*** Begin section ***

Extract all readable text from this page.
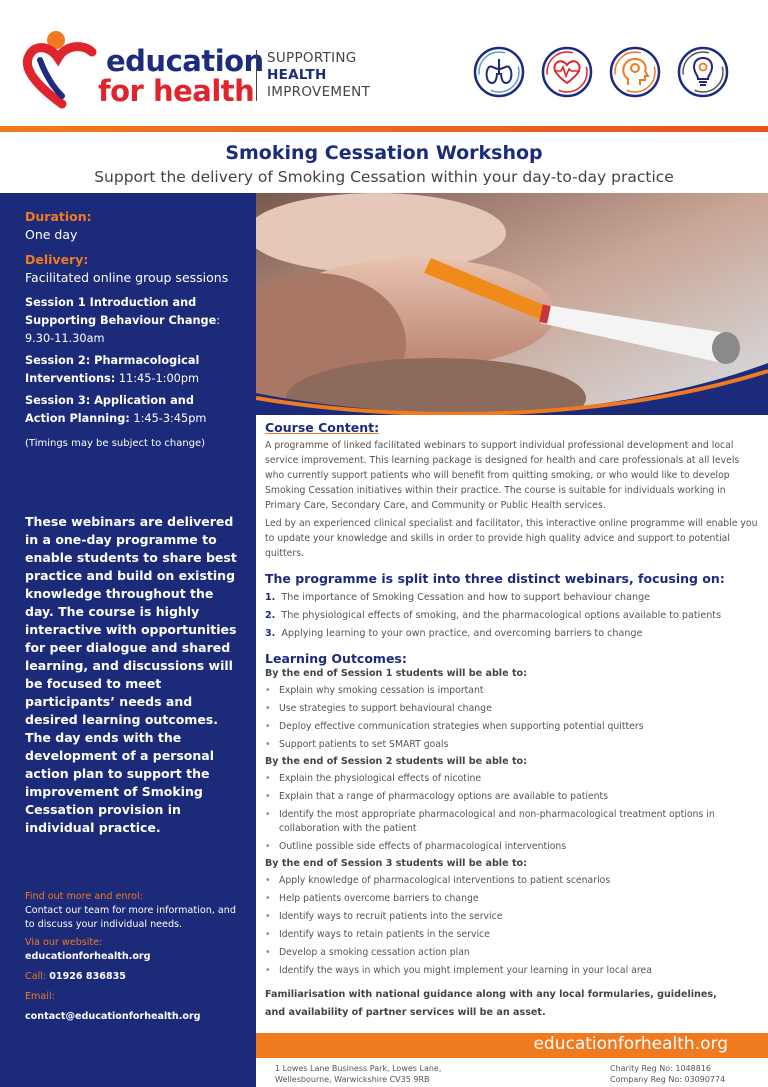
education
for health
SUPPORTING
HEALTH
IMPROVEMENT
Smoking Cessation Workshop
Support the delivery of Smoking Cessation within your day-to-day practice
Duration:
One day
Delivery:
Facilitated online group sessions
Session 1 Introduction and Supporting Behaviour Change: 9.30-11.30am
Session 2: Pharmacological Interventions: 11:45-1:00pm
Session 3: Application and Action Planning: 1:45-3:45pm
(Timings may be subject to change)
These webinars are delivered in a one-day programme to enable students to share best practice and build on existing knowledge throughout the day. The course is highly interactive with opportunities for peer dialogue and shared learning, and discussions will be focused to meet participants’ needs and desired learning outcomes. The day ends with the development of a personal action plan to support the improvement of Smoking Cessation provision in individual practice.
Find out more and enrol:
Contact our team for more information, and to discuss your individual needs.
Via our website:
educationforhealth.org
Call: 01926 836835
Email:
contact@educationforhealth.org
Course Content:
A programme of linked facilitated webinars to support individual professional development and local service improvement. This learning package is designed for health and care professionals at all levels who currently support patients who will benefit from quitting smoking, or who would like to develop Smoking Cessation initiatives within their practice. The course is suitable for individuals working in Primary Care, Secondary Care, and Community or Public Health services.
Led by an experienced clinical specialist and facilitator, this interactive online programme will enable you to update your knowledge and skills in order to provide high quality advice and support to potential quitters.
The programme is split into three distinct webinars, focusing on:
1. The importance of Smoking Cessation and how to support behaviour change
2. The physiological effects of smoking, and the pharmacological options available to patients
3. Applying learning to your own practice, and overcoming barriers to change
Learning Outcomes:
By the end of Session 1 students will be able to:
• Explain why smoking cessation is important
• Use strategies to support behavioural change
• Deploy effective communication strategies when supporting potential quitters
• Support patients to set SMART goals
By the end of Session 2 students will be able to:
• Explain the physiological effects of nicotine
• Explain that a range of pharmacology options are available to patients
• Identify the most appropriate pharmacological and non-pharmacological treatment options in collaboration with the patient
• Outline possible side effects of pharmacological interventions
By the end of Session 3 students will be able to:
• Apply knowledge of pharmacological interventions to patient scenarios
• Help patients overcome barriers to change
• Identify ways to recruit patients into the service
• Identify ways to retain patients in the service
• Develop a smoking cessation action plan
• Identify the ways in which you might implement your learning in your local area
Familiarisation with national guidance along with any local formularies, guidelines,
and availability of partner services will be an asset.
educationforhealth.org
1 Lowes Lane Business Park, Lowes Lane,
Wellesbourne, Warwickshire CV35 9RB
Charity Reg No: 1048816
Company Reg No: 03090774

*** End section ***
*** Begin section ***

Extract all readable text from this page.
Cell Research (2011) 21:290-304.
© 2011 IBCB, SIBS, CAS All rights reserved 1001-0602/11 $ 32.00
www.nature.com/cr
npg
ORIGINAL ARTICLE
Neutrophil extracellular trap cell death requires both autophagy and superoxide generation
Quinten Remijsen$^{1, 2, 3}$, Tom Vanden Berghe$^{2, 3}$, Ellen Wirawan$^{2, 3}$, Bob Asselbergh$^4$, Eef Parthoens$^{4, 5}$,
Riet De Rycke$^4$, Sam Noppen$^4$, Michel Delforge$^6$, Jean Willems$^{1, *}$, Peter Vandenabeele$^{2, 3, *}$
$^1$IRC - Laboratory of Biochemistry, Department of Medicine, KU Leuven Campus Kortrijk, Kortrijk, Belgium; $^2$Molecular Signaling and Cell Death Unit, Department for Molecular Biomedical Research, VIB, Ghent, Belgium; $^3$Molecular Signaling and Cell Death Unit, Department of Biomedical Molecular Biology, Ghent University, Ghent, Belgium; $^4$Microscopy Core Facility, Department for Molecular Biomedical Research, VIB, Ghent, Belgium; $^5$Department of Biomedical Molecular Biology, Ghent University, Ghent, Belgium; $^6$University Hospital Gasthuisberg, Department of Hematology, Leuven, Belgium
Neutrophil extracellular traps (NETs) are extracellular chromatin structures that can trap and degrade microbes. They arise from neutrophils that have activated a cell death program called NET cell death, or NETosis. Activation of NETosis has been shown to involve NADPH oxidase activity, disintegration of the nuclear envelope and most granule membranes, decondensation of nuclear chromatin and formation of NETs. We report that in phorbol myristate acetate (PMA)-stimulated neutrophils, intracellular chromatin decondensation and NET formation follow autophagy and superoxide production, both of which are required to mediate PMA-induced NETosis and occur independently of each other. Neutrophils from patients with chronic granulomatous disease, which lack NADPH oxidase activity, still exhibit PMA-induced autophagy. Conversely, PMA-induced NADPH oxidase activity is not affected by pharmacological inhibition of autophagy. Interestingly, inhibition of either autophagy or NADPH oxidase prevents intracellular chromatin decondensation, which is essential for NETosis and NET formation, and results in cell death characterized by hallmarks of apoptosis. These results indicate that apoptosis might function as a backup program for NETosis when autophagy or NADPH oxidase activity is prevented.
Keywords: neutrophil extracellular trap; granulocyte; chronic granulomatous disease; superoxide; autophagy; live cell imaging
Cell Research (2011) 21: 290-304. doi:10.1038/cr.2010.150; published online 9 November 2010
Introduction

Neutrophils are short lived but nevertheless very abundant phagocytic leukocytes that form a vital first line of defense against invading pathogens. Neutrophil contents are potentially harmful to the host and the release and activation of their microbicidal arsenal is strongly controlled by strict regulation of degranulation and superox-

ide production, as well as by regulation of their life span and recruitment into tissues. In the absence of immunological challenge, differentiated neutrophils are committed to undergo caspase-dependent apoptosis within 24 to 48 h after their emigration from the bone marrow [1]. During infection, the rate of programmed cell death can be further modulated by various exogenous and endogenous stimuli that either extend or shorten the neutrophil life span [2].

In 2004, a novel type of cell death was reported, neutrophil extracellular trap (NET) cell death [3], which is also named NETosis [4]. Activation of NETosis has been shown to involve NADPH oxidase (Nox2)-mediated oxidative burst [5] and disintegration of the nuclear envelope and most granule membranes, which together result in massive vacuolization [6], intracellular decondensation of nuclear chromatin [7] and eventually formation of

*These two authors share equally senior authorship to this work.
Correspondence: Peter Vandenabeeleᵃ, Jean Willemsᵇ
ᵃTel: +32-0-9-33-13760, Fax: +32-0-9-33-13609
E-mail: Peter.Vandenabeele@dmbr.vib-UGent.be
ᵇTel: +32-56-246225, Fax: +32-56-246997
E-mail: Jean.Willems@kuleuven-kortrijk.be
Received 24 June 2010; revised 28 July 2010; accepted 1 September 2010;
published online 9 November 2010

*** End section ***

## WHAT THE EXERCISE ASKS
Among the lines of these entries, find those that contain "nuclear". Give their number and nothing else.

## ANSWER BOX
2